What the task requires:
Comb through the entries for "value" and pull out each line that holds it.
##### Dataset content
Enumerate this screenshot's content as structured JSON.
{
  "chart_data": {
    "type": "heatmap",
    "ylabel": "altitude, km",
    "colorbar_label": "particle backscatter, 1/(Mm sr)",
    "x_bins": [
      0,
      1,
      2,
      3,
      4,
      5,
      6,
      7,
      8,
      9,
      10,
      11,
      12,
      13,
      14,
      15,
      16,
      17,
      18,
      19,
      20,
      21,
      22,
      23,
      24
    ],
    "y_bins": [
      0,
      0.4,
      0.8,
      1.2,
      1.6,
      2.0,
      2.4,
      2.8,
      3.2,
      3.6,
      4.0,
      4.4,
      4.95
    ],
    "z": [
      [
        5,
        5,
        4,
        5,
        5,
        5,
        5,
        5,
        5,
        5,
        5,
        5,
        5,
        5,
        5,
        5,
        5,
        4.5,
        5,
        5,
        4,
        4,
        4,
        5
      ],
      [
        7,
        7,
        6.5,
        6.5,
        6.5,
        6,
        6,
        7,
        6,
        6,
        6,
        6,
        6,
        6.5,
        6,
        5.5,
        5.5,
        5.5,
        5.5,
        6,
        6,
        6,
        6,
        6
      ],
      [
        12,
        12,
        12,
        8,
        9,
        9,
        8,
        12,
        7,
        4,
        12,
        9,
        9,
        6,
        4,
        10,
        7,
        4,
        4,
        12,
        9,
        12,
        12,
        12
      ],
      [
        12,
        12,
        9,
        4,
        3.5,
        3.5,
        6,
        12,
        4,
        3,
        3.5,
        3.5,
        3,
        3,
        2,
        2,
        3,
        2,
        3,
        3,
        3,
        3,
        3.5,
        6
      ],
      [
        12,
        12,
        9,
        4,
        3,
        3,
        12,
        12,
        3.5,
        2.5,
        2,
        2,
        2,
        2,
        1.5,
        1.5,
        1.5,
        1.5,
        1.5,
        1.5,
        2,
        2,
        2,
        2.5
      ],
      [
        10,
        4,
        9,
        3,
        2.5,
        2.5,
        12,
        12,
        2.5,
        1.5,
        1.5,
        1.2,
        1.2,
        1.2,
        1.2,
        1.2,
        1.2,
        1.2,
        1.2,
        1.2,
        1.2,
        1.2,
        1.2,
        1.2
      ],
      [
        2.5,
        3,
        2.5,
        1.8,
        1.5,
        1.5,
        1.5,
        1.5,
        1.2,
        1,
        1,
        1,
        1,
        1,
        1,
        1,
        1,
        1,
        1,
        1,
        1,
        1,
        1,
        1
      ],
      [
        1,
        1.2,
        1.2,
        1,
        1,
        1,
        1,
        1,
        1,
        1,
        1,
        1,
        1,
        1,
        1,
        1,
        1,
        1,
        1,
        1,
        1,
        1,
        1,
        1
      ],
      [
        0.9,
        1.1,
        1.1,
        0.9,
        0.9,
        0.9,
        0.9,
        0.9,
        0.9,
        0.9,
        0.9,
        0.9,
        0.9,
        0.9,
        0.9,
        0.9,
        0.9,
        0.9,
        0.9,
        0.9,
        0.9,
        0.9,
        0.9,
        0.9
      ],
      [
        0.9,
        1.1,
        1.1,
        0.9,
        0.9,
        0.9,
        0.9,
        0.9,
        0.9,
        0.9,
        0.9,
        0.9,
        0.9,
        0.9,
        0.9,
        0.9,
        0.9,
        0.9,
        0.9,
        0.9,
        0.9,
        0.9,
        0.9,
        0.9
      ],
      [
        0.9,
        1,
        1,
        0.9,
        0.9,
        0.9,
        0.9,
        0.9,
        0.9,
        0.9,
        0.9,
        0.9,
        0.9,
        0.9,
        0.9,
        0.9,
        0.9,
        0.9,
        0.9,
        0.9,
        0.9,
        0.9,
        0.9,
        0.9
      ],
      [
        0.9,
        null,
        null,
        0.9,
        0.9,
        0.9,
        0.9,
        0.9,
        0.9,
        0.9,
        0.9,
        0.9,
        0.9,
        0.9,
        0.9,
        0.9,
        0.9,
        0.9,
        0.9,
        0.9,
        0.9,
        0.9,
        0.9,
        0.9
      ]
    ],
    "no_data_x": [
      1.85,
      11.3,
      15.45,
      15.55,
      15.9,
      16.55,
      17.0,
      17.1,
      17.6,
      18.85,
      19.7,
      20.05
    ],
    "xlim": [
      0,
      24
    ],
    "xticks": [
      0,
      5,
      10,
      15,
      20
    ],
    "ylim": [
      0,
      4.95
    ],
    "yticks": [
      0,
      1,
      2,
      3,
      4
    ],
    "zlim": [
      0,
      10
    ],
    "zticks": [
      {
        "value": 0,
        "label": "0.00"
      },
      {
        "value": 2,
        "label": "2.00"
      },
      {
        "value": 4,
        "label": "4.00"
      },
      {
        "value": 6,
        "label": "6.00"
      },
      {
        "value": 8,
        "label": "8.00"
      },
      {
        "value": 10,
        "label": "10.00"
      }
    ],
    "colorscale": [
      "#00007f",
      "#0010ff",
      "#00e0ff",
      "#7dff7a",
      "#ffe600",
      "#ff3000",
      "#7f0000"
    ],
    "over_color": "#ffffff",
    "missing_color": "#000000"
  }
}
##########
Output for this task:
        "value": 0,
        "value": 2,
        "value": 4,
        "value": 6,
        "value": 8,
        "value": 10,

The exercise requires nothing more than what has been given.